Provide nothing beyond the count of lines that include the string "chidamli".

» Extracted entries:
↓↓↓
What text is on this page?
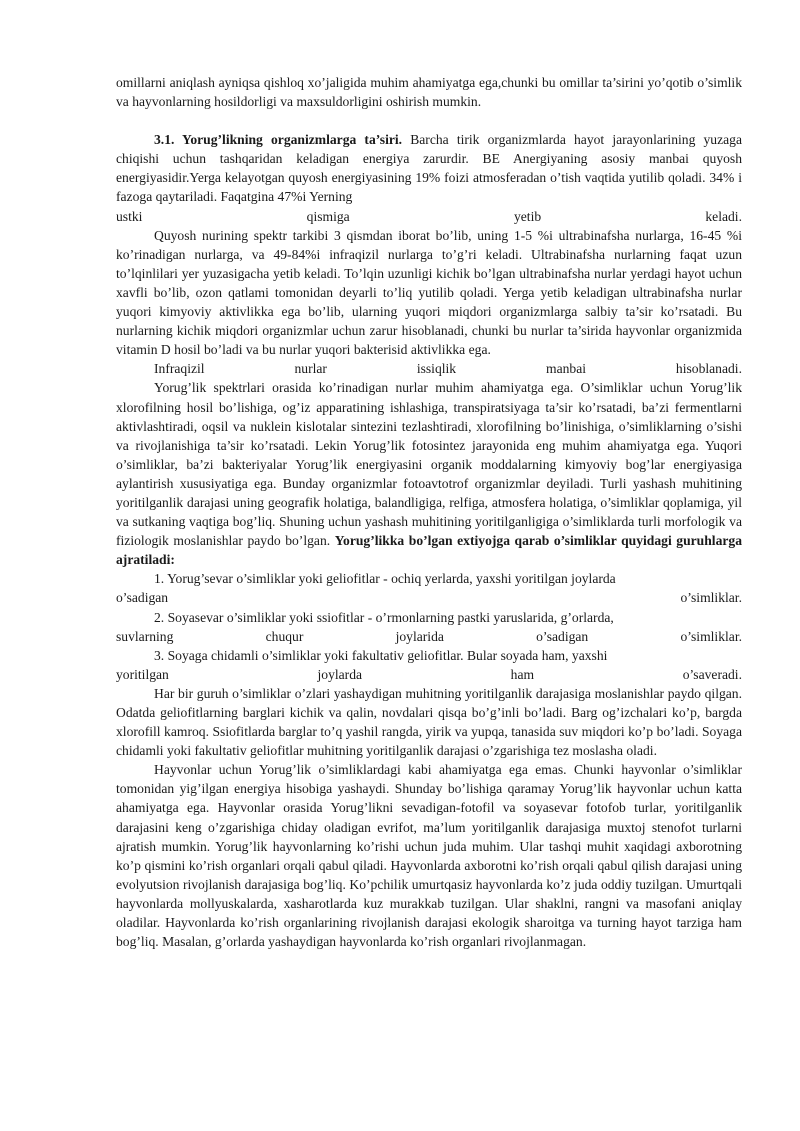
omillarni aniqlash ayniqsa qishloq xo’jaligida muhim ahamiyatga ega,chunki bu omillar ta’sirini yo’qotib o’simlik va hayvonlarning hosildorligi va maxsuldorligini oshirish mumkin.

3.1. Yorug’likning organizmlarga ta’siri. Barcha tirik organizmlarda hayot jarayonlarining yuzaga chiqishi uchun tashqaridan keladigan energiya zarurdir. BE Anergiyaning asosiy manbai quyosh energiyasidir.Yerga kelayotgan quyosh energiyasining 19% foizi atmosferadan o’tish vaqtida yutilib qoladi. 34% i fazoga qaytariladi. Faqatgina 47%i Yerning

ustki qismiga yetib keladi.

Quyosh nurining spektr tarkibi 3 qismdan iborat bo’lib, uning 1-5 %i ultrabinafsha nurlarga, 16-45 %i ko’rinadigan nurlarga, va 49-84%i infraqizil nurlarga to’g’ri keladi. Ultrabinafsha nurlarning faqat uzun to’lqinlilari yer yuzasigacha yetib keladi. To’lqin uzunligi kichik bo’lgan ultrabinafsha nurlar yerdagi hayot uchun xavfli bo’lib, ozon qatlami tomonidan deyarli to’liq yutilib qoladi. Yerga yetib keladigan ultrabinafsha nurlar yuqori kimyoviy aktivlikka ega bo’lib, ularning yuqori miqdori organizmlarga salbiy ta’sir ko’rsatadi. Bu nurlarning kichik miqdori organizmlar uchun zarur hisoblanadi, chunki bu nurlar ta’sirida hayvonlar organizmida vitamin D hosil bo’ladi va bu nurlar yuqori bakterisid aktivlikka ega.

Infraqizil nurlar issiqlik manbai hisoblanadi.

Yorug’lik spektrlari orasida ko’rinadigan nurlar muhim ahamiyatga ega. O’simliklar uchun Yorug’lik xlorofilning hosil bo’lishiga, og’iz apparatining ishlashiga, transpiratsiyaga ta’sir ko’rsatadi, ba’zi fermentlarni aktivlashtiradi, oqsil va nuklein kislotalar sintezini tezlashtiradi, xlorofilning bo’linishiga, o’simliklarning o’sishi va rivojlanishiga ta’sir ko’rsatadi. Lekin Yorug’lik fotosintez jarayonida eng muhim ahamiyatga ega. Yuqori o’simliklar, ba’zi bakteriyalar Yorug’lik energiyasini organik moddalarning kimyoviy bog’lar energiyasiga aylantirish xususiyatiga ega. Bunday organizmlar fotoavtotrof organizmlar deyiladi. Turli yashash muhitining yoritilganlik darajasi uning geografik holatiga, balandligiga, relfiga, atmosfera holatiga, o’simliklar qoplamiga, yil va sutkaning vaqtiga bog’liq. Shuning uchun yashash muhitining yoritilganligiga o’simliklarda turli morfologik va fiziologik moslanishlar paydo bo’lgan. Yorug’likka bo’lgan extiyojga qarab o’simliklar quyidagi guruhlarga ajratiladi:

1. Yorug’sevar o’simliklar yoki geliofitlar - ochiq yerlarda, yaxshi yoritilgan joylarda

o’sadigan	o’simliklar.

2. Soyasevar o’simliklar yoki ssiofitlar - o’rmonlarning pastki yaruslarida, g’orlarda,

suvlarning chuqur joylarida o’sadigan o’simliklar.

3. Soyaga chidamli o’simliklar yoki fakultativ geliofitlar. Bular soyada ham, yaxshi

yoritilgan joylarda ham o’saveradi.

Har bir guruh o’simliklar o’zlari yashaydigan muhitning yoritilganlik darajasiga moslanishlar paydo qilgan. Odatda geliofitlarning barglari kichik va qalin, novdalari qisqa bo’g’inli bo’ladi. Barg og’izchalari ko’p, bargda xlorofill kamroq. Ssiofitlarda barglar to’q yashil rangda, yirik va yupqa, tanasida suv miqdori ko’p bo’ladi. Soyaga chidamli yoki fakultativ geliofitlar muhitning yoritilganlik darajasi o’zgarishiga tez moslasha oladi.

Hayvonlar uchun Yorug’lik o’simliklardagi kabi ahamiyatga ega emas. Chunki hayvonlar o’simliklar tomonidan yig’ilgan energiya hisobiga yashaydi. Shunday bo’lishiga qaramay Yorug’lik hayvonlar uchun katta ahamiyatga ega. Hayvonlar orasida Yorug’likni sevadigan-fotofil va soyasevar fotofob turlar, yoritilganlik darajasini keng o’zgarishiga chiday oladigan evrifot, ma’lum yoritilganlik darajasiga muxtoj stenofot turlarni ajratish mumkin. Yorug’lik hayvonlarning ko’rishi uchun juda muhim. Ular tashqi muhit xaqidagi axborotning ko’p qismini ko’rish organlari orqali qabul qiladi. Hayvonlarda axborotni ko’rish orqali qabul qilish darajasi uning evolyutsion rivojlanish darajasiga bog’liq. Ko’pchilik umurtqasiz hayvonlarda ko’z juda oddiy tuzilgan. Umurtqali hayvonlarda mollyuskalarda, xasharotlarda kuz murakkab tuzilgan. Ular shaklni, rangni va masofani aniqlay oladilar. Hayvonlarda ko’rish organlarining rivojlanish darajasi ekologik sharoitga va turning hayot tarziga ham bog’liq. Masalan, g’orlarda yashaydigan hayvonlarda ko’rish organlari rivojlanmagan.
↑↑↑
» Right answer: 2